> _Directions_: In the records below, find each line with the word "this" and copy it.

> _Task inputs_:
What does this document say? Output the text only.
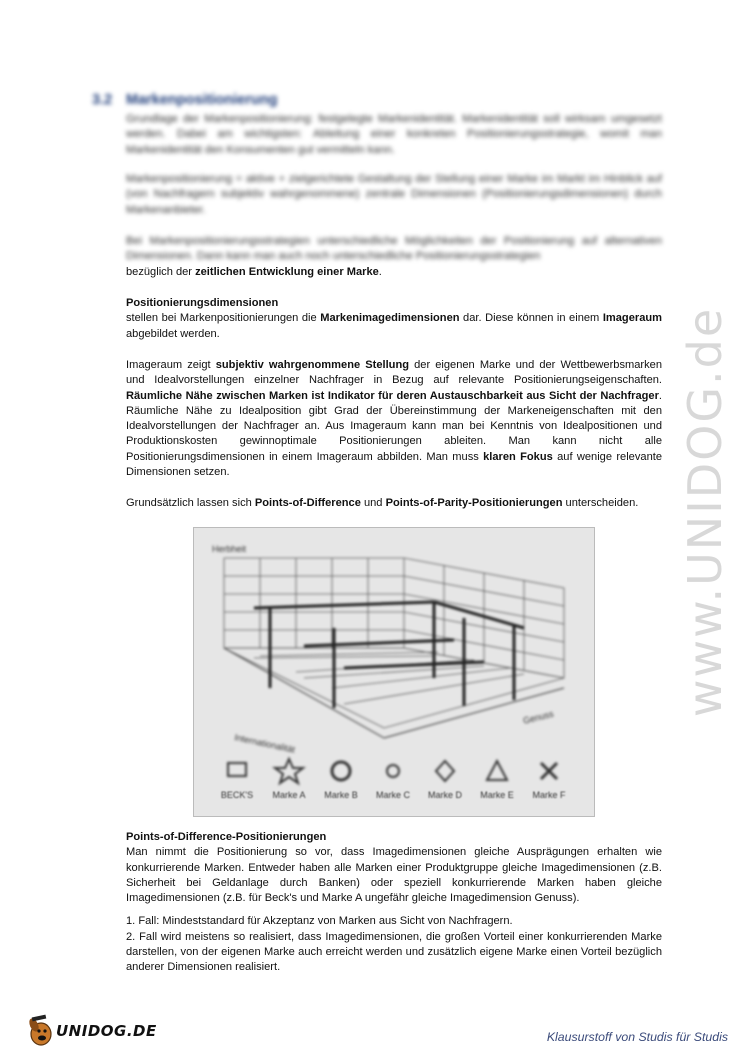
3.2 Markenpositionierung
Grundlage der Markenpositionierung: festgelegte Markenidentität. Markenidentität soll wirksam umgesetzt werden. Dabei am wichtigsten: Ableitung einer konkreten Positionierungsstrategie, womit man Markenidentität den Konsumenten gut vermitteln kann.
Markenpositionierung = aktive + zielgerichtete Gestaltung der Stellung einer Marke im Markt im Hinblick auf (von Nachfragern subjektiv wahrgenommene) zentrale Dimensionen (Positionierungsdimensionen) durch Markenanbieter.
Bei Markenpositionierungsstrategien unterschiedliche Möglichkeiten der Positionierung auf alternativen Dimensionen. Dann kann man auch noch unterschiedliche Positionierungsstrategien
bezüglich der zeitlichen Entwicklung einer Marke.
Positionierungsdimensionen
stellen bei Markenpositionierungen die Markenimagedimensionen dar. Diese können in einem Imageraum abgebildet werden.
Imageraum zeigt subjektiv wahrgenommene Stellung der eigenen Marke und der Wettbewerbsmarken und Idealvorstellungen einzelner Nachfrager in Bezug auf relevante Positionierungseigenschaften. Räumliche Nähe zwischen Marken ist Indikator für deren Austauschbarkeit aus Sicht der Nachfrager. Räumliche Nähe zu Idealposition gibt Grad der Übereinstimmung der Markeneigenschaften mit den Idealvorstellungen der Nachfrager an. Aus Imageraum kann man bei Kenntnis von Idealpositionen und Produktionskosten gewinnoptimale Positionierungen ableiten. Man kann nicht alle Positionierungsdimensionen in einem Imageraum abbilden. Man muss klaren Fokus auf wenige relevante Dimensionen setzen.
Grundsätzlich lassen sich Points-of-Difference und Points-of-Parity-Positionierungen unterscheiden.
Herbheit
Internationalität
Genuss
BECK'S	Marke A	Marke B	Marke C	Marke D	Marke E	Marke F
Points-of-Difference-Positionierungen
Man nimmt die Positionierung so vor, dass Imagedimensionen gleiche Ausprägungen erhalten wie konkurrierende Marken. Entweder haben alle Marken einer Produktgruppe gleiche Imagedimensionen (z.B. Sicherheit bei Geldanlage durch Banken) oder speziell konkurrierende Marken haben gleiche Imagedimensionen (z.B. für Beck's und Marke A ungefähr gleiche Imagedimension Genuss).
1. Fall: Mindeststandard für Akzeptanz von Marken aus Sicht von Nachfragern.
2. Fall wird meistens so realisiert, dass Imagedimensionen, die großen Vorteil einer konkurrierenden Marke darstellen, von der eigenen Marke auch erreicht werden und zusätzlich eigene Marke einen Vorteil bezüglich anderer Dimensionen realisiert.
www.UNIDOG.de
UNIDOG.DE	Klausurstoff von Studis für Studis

---

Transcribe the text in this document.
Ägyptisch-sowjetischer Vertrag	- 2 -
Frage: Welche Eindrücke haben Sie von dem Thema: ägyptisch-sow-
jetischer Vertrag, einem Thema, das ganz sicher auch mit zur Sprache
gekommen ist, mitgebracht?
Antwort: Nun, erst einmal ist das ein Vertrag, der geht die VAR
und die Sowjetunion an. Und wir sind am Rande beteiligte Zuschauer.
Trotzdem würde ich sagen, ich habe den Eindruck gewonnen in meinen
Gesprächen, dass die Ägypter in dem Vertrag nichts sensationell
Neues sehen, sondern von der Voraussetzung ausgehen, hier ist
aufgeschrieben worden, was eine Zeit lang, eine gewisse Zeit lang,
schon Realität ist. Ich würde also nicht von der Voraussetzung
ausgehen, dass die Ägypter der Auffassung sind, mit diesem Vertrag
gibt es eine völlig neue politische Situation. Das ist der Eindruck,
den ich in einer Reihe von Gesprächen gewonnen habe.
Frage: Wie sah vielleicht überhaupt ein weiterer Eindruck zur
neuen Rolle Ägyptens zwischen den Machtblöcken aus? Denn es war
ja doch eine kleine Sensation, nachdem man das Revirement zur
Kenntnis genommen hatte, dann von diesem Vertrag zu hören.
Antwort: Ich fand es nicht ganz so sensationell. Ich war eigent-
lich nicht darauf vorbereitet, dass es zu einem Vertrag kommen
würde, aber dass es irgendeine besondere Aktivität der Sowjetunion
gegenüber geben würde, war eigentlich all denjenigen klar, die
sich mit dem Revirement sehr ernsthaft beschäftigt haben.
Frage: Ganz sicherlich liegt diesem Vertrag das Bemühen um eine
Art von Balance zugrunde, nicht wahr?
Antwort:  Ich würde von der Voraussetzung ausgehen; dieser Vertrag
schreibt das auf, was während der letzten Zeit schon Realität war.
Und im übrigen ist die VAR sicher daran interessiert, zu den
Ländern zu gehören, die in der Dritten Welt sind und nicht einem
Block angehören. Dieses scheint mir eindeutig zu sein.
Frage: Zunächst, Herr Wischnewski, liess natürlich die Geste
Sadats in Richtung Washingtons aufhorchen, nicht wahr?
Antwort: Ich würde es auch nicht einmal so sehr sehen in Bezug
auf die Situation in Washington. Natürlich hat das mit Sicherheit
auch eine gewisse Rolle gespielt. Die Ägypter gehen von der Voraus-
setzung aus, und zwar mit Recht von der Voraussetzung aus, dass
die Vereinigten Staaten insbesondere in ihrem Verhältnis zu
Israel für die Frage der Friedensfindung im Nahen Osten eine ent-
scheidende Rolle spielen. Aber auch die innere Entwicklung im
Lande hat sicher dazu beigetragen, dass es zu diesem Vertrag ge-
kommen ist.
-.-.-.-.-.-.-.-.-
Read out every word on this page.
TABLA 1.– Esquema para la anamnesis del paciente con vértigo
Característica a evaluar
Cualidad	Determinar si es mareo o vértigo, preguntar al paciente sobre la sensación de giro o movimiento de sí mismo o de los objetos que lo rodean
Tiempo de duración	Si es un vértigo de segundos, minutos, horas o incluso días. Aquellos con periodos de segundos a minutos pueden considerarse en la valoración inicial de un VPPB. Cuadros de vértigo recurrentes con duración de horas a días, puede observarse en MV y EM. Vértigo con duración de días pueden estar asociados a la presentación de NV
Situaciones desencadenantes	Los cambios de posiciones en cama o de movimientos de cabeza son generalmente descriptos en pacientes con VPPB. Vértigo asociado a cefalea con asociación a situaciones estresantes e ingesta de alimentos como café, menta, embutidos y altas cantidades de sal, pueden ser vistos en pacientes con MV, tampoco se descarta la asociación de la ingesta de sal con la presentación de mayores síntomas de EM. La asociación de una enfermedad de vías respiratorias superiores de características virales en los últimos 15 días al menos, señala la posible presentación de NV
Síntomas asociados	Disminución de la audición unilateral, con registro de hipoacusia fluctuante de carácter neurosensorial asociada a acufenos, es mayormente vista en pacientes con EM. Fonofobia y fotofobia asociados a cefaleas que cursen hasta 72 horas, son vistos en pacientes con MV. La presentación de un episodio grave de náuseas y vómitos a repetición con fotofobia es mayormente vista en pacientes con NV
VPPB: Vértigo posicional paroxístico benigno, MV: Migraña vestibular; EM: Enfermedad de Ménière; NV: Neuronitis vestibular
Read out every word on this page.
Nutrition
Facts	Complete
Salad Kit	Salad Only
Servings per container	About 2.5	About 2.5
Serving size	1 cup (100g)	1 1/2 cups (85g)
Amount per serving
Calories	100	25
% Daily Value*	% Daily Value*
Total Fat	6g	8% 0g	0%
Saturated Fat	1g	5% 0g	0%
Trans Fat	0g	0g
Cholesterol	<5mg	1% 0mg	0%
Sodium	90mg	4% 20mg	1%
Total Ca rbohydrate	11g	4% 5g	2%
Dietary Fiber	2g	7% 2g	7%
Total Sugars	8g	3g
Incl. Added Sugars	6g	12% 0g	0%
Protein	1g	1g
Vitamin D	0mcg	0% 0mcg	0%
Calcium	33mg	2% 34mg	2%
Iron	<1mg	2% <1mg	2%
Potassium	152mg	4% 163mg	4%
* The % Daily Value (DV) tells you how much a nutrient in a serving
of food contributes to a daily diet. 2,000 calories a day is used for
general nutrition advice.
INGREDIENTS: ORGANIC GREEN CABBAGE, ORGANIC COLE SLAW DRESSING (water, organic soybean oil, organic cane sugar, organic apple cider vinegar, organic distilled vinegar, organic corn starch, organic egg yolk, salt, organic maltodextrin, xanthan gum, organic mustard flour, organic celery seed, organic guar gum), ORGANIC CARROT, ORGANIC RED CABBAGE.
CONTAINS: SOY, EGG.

...

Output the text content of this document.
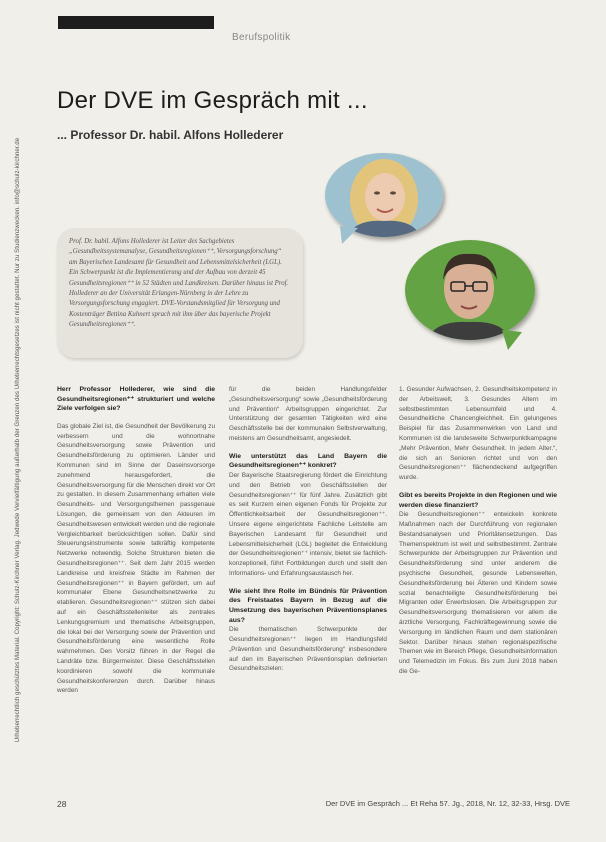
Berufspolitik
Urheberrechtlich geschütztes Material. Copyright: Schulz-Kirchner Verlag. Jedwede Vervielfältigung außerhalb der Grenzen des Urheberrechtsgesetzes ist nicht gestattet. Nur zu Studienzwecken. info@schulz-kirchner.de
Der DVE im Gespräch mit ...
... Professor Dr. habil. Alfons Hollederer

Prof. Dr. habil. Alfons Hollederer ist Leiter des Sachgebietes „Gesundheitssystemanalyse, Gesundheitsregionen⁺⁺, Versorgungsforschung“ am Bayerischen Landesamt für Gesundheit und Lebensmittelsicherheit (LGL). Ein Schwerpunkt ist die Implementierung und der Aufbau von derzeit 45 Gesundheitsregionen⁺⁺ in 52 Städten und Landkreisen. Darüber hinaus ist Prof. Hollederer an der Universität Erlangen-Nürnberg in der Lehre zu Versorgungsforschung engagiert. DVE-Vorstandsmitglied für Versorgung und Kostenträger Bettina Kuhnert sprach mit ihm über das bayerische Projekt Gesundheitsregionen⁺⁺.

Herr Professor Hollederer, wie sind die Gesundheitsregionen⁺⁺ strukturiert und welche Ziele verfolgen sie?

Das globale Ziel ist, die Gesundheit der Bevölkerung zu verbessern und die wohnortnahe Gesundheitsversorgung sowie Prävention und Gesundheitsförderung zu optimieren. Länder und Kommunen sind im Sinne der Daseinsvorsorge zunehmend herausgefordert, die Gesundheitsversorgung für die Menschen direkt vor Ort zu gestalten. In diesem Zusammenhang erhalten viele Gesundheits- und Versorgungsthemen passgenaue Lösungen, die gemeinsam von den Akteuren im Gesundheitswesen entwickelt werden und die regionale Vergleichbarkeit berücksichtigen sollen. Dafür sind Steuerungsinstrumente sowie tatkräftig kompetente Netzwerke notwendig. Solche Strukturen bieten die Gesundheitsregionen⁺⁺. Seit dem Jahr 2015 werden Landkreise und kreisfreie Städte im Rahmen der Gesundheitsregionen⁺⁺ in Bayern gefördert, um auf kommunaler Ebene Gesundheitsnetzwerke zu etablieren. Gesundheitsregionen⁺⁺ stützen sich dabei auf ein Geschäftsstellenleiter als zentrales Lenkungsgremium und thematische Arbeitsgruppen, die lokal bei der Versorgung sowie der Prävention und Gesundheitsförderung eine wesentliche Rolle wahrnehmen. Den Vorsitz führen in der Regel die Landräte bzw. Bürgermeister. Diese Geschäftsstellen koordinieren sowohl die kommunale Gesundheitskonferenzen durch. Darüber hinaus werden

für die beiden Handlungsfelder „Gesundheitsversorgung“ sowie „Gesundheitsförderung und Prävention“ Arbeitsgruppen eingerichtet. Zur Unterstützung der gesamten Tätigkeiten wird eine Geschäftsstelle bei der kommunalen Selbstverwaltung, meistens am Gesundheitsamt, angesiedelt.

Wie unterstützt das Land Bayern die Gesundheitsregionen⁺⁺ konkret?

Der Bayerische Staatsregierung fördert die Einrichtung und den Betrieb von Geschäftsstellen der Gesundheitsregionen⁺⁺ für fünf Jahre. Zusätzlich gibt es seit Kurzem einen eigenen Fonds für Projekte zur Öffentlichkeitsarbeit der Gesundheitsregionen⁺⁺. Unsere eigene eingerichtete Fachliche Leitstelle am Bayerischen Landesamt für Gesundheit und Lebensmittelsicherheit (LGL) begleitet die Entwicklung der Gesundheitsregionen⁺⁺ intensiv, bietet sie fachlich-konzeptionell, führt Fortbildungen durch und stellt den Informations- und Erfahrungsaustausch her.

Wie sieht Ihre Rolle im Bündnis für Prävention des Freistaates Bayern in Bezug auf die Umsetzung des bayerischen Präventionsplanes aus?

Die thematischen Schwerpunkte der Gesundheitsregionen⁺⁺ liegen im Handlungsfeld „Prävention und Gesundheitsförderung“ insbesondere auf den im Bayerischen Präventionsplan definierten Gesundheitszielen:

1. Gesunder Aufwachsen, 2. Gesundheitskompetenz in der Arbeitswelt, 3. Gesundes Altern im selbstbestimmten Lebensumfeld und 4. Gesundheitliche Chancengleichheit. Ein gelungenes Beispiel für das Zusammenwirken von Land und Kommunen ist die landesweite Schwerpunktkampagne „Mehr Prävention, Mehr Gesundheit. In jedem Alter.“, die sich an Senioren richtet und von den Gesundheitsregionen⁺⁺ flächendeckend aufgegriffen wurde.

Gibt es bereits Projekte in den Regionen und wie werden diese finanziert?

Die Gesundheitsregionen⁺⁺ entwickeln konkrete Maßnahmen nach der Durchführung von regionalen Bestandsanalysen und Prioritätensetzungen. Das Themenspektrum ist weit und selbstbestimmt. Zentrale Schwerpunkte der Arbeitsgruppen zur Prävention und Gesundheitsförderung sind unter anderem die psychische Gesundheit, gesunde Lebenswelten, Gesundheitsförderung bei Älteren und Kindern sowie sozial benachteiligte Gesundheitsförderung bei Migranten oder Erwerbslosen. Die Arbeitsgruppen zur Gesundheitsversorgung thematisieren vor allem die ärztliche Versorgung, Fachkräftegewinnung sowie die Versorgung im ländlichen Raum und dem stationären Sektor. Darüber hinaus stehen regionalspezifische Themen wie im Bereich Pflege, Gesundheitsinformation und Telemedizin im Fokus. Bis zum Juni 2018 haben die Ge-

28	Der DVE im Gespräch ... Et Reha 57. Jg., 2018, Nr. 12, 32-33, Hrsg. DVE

> _Written answer_:
What does this document say? Output the text only.
Transcribe the text in this document.
Read out every word on this page.
Read out every word on this page.
Output the text content of this document.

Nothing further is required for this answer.